Items from a dataset

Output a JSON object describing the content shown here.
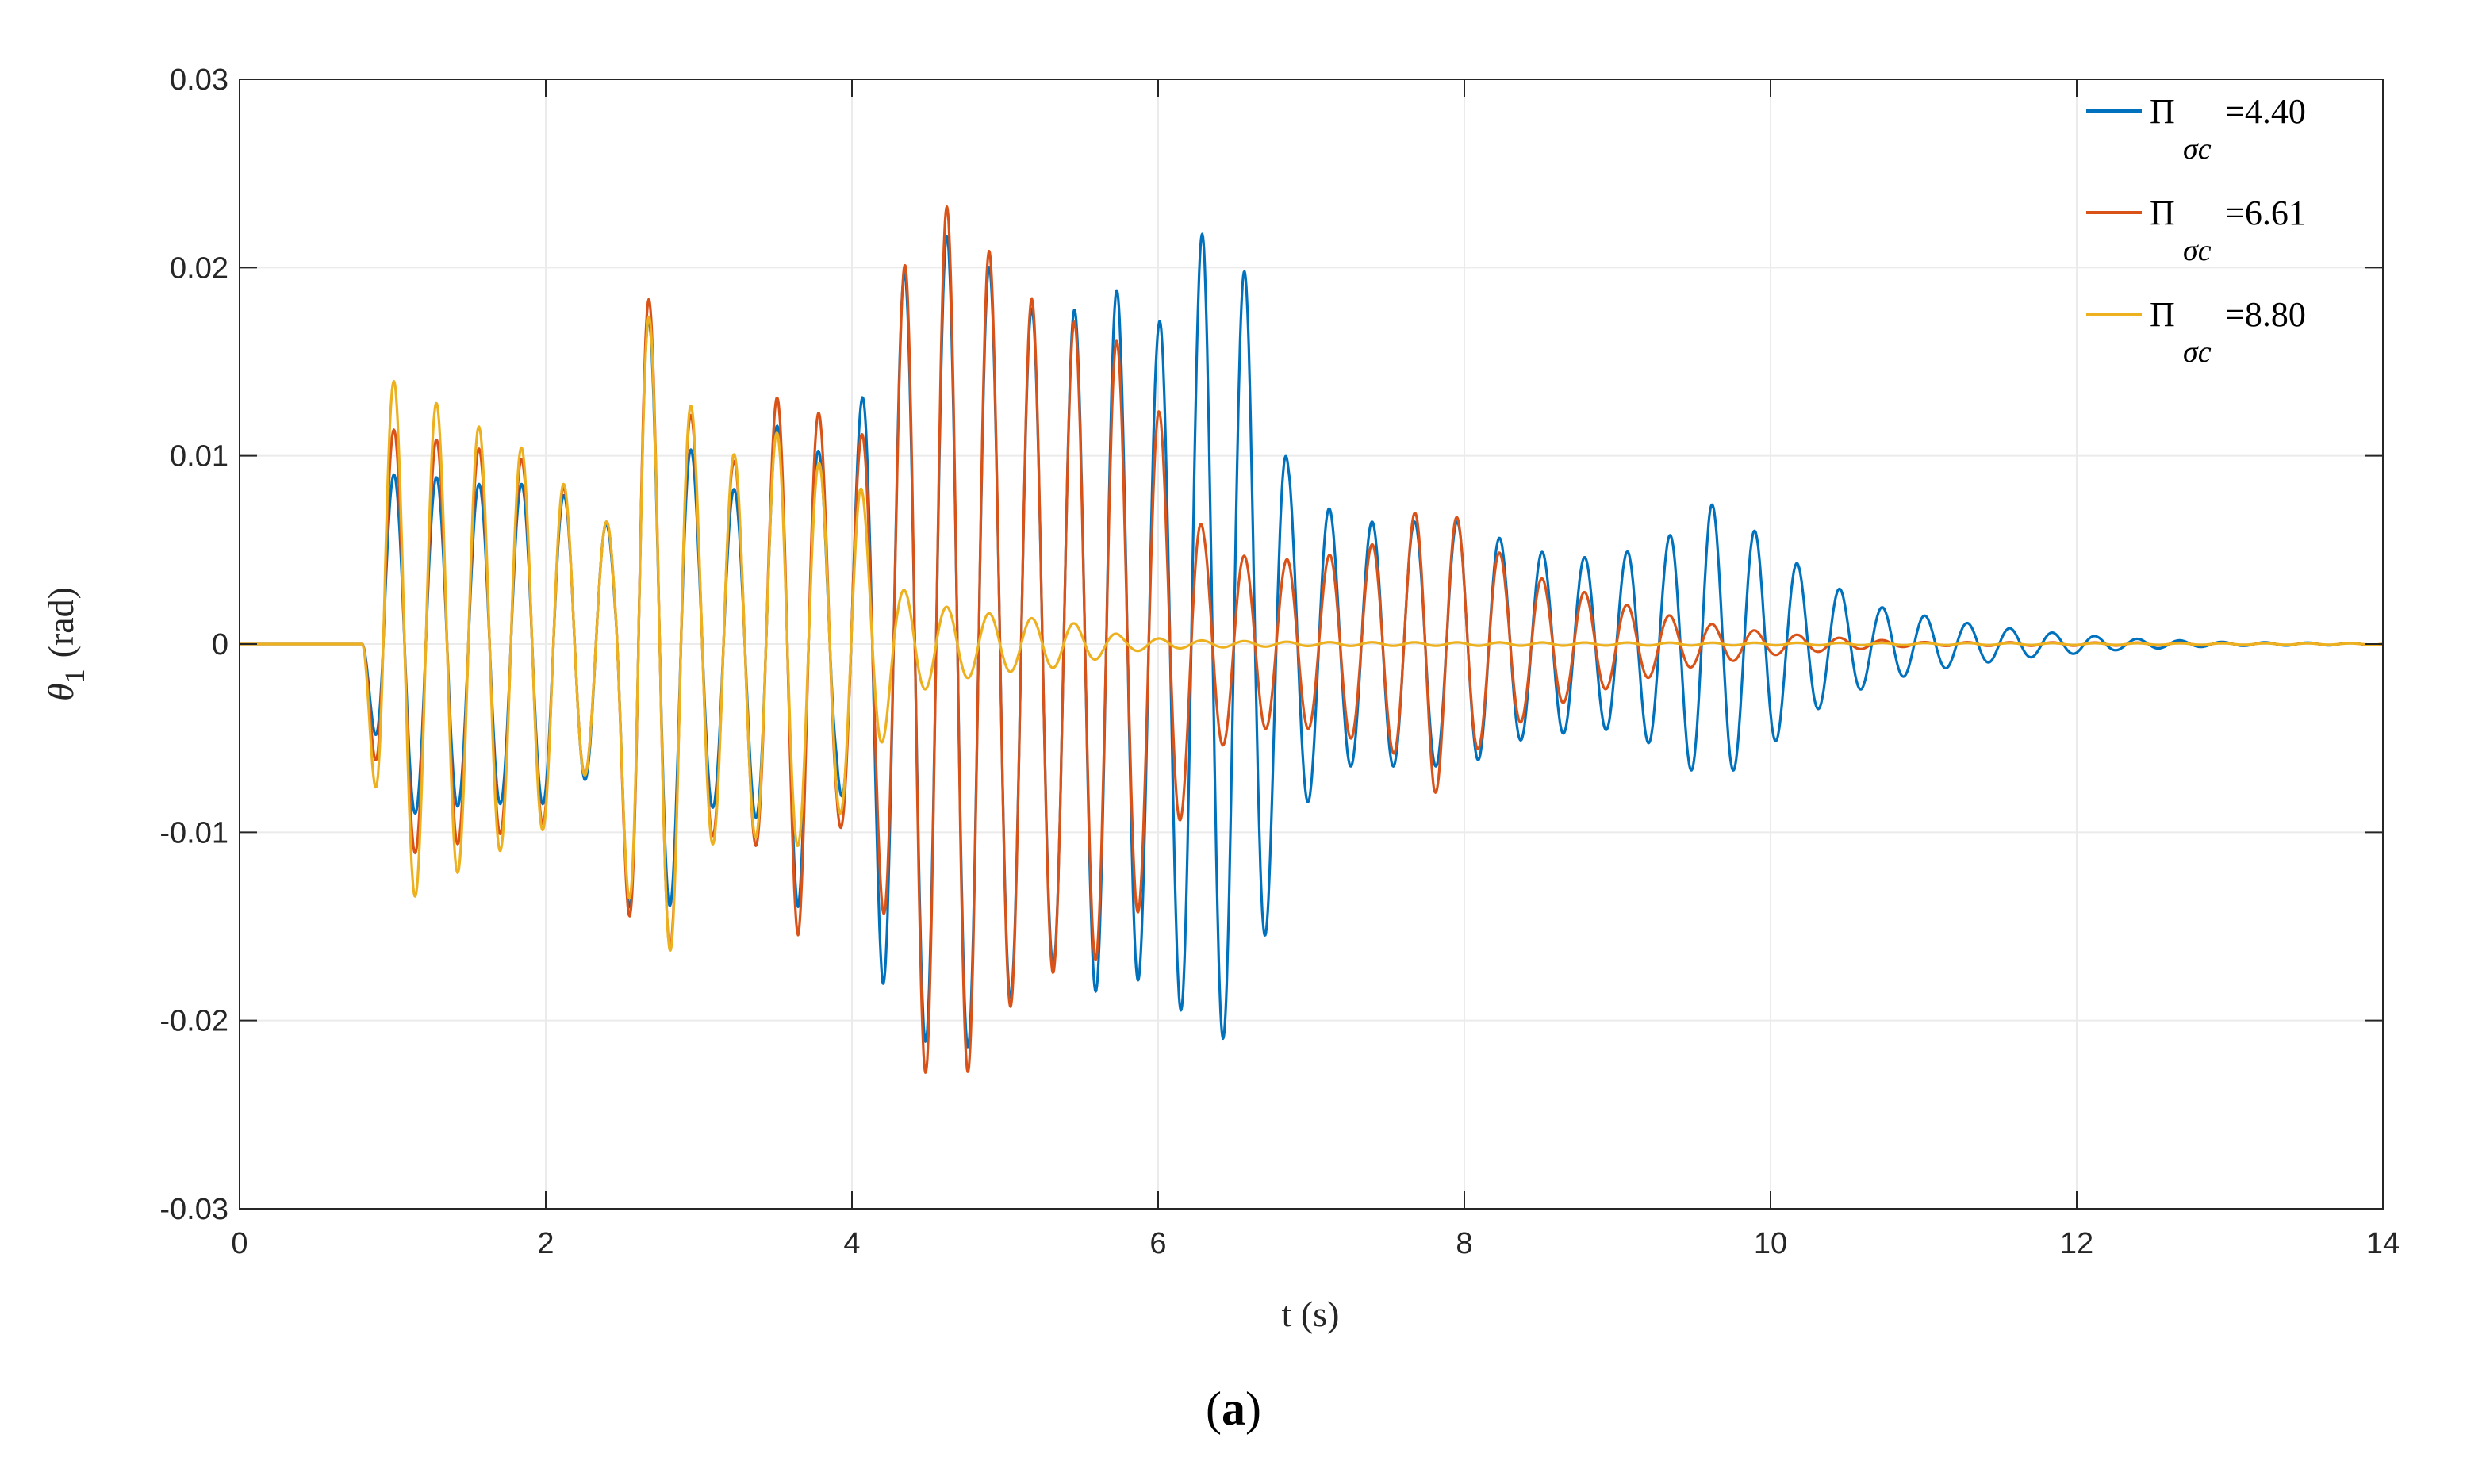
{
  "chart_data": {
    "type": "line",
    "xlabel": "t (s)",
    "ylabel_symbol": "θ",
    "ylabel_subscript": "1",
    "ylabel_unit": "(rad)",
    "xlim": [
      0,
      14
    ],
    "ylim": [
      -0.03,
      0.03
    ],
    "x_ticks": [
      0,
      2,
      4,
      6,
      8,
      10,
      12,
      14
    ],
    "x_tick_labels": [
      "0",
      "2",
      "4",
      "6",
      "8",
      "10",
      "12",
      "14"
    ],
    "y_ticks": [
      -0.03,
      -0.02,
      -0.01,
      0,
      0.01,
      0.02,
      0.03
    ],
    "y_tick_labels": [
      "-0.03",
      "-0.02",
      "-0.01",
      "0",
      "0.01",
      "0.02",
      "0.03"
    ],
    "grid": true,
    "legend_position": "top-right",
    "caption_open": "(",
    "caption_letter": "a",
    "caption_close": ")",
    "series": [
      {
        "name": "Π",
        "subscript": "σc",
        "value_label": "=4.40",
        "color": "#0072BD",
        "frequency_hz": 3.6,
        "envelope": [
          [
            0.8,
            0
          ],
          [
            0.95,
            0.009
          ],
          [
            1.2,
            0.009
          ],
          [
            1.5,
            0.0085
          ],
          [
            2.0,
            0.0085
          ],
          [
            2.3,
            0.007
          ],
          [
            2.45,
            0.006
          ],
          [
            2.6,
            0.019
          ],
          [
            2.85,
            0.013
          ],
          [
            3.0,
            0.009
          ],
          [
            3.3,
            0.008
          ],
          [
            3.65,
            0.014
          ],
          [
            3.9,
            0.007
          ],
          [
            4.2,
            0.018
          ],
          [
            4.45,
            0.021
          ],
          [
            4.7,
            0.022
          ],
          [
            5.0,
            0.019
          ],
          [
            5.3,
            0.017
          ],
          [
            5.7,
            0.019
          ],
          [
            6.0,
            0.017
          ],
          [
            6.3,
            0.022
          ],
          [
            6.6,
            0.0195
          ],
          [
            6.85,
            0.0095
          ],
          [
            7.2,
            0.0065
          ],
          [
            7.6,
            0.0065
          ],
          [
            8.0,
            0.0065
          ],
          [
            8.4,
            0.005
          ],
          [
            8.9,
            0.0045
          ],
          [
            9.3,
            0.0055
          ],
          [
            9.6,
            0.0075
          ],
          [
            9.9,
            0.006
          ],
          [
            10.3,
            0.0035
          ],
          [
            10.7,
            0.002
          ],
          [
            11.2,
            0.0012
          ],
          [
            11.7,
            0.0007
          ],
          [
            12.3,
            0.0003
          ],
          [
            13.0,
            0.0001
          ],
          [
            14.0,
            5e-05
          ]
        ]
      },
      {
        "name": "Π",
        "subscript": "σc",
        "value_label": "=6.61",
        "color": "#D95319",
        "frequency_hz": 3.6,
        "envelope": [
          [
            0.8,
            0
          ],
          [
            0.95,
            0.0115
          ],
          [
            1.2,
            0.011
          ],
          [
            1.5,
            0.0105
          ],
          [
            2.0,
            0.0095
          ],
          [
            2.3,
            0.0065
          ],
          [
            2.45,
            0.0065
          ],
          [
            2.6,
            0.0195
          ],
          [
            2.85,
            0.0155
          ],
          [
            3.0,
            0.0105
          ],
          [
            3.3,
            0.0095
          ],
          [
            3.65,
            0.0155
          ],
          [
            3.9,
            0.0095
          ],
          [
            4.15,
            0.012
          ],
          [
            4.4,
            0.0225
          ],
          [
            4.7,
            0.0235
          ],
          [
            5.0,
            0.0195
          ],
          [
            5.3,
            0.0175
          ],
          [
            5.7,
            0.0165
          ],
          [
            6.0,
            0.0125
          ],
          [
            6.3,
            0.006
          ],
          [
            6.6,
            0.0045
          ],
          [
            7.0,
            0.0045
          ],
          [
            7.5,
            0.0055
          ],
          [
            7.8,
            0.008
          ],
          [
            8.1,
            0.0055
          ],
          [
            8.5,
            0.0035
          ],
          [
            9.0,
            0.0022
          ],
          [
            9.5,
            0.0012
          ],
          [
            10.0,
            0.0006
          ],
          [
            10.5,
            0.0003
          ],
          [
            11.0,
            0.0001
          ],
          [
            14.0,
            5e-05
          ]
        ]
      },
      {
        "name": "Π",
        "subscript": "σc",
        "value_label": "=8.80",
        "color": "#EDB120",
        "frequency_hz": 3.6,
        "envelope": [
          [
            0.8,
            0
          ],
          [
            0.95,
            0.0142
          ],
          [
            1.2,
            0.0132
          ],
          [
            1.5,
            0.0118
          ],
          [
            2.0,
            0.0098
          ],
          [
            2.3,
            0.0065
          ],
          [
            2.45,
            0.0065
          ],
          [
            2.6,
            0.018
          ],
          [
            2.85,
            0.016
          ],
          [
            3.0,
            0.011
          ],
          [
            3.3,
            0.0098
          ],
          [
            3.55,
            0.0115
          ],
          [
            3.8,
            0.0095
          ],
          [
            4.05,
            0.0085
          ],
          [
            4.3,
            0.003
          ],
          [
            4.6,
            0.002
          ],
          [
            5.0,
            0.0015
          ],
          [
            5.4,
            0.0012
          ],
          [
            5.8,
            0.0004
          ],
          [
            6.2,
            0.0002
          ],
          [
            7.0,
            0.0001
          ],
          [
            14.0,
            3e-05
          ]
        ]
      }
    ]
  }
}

Goal -
All of the data above should be quoted exactly, except for the pictures.

Response to this task -
Output a JSON object describing the content shown here.
{
  "chart_data": {
    "type": "line",
    "xlabel": "t (s)",
    "ylabel_symbol": "θ",
    "ylabel_subscript": "1",
    "ylabel_unit": "(rad)",
    "xlim": [
      0,
      14
    ],
    "ylim": [
      -0.03,
      0.03
    ],
    "x_ticks": [
      0,
      2,
      4,
      6,
      8,
      10,
      12,
      14
    ],
    "x_tick_labels": [
      "0",
      "2",
      "4",
      "6",
      "8",
      "10",
      "12",
      "14"
    ],
    "y_ticks": [
      -0.03,
      -0.02,
      -0.01,
      0,
      0.01,
      0.02,
      0.03
    ],
    "y_tick_labels": [
      "-0.03",
      "-0.02",
      "-0.01",
      "0",
      "0.01",
      "0.02",
      "0.03"
    ],
    "grid": true,
    "legend_position": "top-right",
    "caption_open": "(",
    "caption_letter": "a",
    "caption_close": ")",
    "series": [
      {
        "name": "Π",
        "subscript": "σc",
        "value_label": "=4.40",
        "color": "#0072BD",
        "frequency_hz": 3.6,
        "envelope": [
          [
            0.8,
            0
          ],
          [
            0.95,
            0.009
          ],
          [
            1.2,
            0.009
          ],
          [
            1.5,
            0.0085
          ],
          [
            2.0,
            0.0085
          ],
          [
            2.3,
            0.007
          ],
          [
            2.45,
            0.006
          ],
          [
            2.6,
            0.019
          ],
          [
            2.85,
            0.013
          ],
          [
            3.0,
            0.009
          ],
          [
            3.3,
            0.008
          ],
          [
            3.65,
            0.014
          ],
          [
            3.9,
            0.007
          ],
          [
            4.2,
            0.018
          ],
          [
            4.45,
            0.021
          ],
          [
            4.7,
            0.022
          ],
          [
            5.0,
            0.019
          ],
          [
            5.3,
            0.017
          ],
          [
            5.7,
            0.019
          ],
          [
            6.0,
            0.017
          ],
          [
            6.3,
            0.022
          ],
          [
            6.6,
            0.0195
          ],
          [
            6.85,
            0.0095
          ],
          [
            7.2,
            0.0065
          ],
          [
            7.6,
            0.0065
          ],
          [
            8.0,
            0.0065
          ],
          [
            8.4,
            0.005
          ],
          [
            8.9,
            0.0045
          ],
          [
            9.3,
            0.0055
          ],
          [
            9.6,
            0.0075
          ],
          [
            9.9,
            0.006
          ],
          [
            10.3,
            0.0035
          ],
          [
            10.7,
            0.002
          ],
          [
            11.2,
            0.0012
          ],
          [
            11.7,
            0.0007
          ],
          [
            12.3,
            0.0003
          ],
          [
            13.0,
            0.0001
          ],
          [
            14.0,
            5e-05
          ]
        ]
      },
      {
        "name": "Π",
        "subscript": "σc",
        "value_label": "=6.61",
        "color": "#D95319",
        "frequency_hz": 3.6,
        "envelope": [
          [
            0.8,
            0
          ],
          [
            0.95,
            0.0115
          ],
          [
            1.2,
            0.011
          ],
          [
            1.5,
            0.0105
          ],
          [
            2.0,
            0.0095
          ],
          [
            2.3,
            0.0065
          ],
          [
            2.45,
            0.0065
          ],
          [
            2.6,
            0.0195
          ],
          [
            2.85,
            0.0155
          ],
          [
            3.0,
            0.0105
          ],
          [
            3.3,
            0.0095
          ],
          [
            3.65,
            0.0155
          ],
          [
            3.9,
            0.0095
          ],
          [
            4.15,
            0.012
          ],
          [
            4.4,
            0.0225
          ],
          [
            4.7,
            0.0235
          ],
          [
            5.0,
            0.0195
          ],
          [
            5.3,
            0.0175
          ],
          [
            5.7,
            0.0165
          ],
          [
            6.0,
            0.0125
          ],
          [
            6.3,
            0.006
          ],
          [
            6.6,
            0.0045
          ],
          [
            7.0,
            0.0045
          ],
          [
            7.5,
            0.0055
          ],
          [
            7.8,
            0.008
          ],
          [
            8.1,
            0.0055
          ],
          [
            8.5,
            0.0035
          ],
          [
            9.0,
            0.0022
          ],
          [
            9.5,
            0.0012
          ],
          [
            10.0,
            0.0006
          ],
          [
            10.5,
            0.0003
          ],
          [
            11.0,
            0.0001
          ],
          [
            14.0,
            5e-05
          ]
        ]
      },
      {
        "name": "Π",
        "subscript": "σc",
        "value_label": "=8.80",
        "color": "#EDB120",
        "frequency_hz": 3.6,
        "envelope": [
          [
            0.8,
            0
          ],
          [
            0.95,
            0.0142
          ],
          [
            1.2,
            0.0132
          ],
          [
            1.5,
            0.0118
          ],
          [
            2.0,
            0.0098
          ],
          [
            2.3,
            0.0065
          ],
          [
            2.45,
            0.0065
          ],
          [
            2.6,
            0.018
          ],
          [
            2.85,
            0.016
          ],
          [
            3.0,
            0.011
          ],
          [
            3.3,
            0.0098
          ],
          [
            3.55,
            0.0115
          ],
          [
            3.8,
            0.0095
          ],
          [
            4.05,
            0.0085
          ],
          [
            4.3,
            0.003
          ],
          [
            4.6,
            0.002
          ],
          [
            5.0,
            0.0015
          ],
          [
            5.4,
            0.0012
          ],
          [
            5.8,
            0.0004
          ],
          [
            6.2,
            0.0002
          ],
          [
            7.0,
            0.0001
          ],
          [
            14.0,
            3e-05
          ]
        ]
      }
    ]
  }
}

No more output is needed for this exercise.